THE PROBLEM:
Locate the string "list" in the records below. Copy every line where it occurs.

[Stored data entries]
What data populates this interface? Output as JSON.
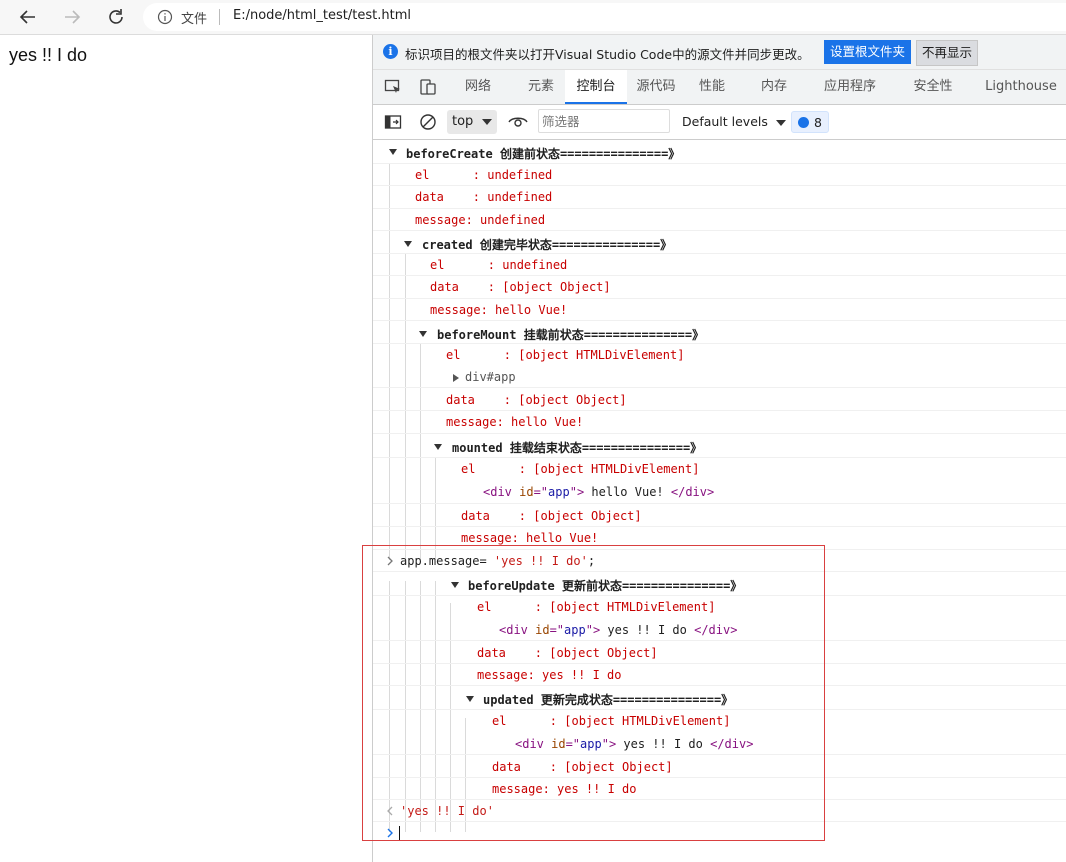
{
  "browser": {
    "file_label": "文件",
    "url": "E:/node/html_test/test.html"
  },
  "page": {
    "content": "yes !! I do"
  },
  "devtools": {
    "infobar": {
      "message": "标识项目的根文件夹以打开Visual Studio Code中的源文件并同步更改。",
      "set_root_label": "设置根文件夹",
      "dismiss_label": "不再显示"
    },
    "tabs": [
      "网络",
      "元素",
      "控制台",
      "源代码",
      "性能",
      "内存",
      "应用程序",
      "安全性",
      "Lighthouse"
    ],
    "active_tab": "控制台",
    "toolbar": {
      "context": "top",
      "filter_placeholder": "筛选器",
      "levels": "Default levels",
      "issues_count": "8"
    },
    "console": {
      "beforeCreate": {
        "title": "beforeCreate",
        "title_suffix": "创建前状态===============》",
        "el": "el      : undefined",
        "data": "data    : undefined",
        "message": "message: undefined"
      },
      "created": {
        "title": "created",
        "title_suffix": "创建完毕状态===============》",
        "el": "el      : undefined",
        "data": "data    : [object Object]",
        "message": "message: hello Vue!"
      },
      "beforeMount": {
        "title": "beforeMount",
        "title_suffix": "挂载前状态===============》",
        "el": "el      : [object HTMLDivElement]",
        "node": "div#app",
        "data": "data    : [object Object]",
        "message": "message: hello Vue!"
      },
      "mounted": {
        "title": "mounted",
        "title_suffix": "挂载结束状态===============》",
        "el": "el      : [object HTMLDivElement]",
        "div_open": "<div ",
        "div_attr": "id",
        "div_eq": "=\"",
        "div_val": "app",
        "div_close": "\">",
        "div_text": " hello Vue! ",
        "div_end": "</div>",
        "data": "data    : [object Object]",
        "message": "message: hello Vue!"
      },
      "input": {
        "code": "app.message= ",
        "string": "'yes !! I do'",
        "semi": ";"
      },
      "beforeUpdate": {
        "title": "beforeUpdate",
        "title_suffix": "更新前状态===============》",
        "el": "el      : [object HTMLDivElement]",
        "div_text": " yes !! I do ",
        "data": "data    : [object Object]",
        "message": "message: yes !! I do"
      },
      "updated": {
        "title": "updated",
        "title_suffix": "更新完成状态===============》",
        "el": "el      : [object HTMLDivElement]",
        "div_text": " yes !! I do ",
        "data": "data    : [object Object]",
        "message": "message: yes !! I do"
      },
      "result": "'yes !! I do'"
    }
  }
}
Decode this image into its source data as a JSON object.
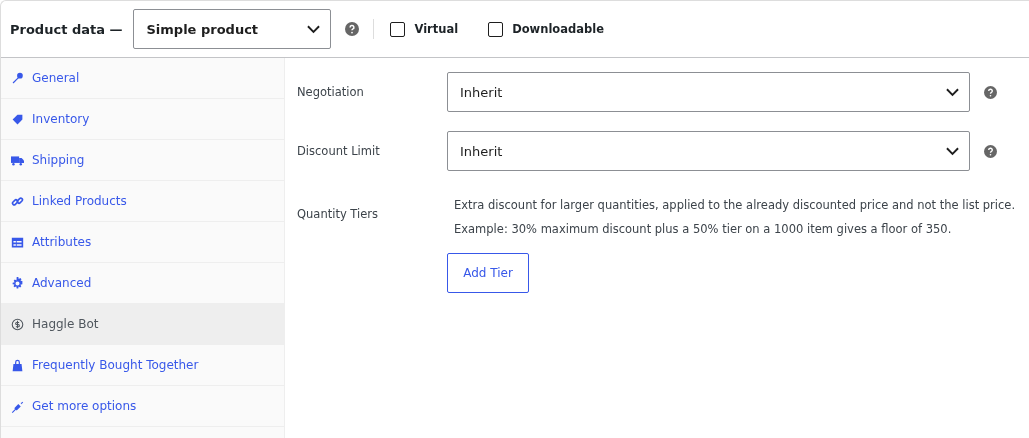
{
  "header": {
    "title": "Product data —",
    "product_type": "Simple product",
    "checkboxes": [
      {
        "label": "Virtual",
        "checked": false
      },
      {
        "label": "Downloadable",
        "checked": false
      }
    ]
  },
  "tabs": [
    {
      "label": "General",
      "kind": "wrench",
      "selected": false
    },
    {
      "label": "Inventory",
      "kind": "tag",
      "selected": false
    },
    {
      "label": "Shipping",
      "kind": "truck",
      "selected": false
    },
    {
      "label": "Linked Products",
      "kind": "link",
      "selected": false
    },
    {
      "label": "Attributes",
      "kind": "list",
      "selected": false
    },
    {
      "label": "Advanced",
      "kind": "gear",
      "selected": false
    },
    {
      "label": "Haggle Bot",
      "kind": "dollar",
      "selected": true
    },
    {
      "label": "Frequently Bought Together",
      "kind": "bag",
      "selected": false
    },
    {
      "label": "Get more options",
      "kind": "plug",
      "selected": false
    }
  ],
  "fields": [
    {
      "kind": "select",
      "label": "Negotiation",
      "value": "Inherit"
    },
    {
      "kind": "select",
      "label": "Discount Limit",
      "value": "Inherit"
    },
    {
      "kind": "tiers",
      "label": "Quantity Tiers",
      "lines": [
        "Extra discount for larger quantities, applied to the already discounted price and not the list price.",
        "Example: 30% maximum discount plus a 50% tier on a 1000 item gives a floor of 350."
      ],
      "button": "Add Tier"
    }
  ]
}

THE COMPLETED TASK:
      "kind": "list",
        "Extra discount for larger quantities, applied to the already discounted price and not the list price.",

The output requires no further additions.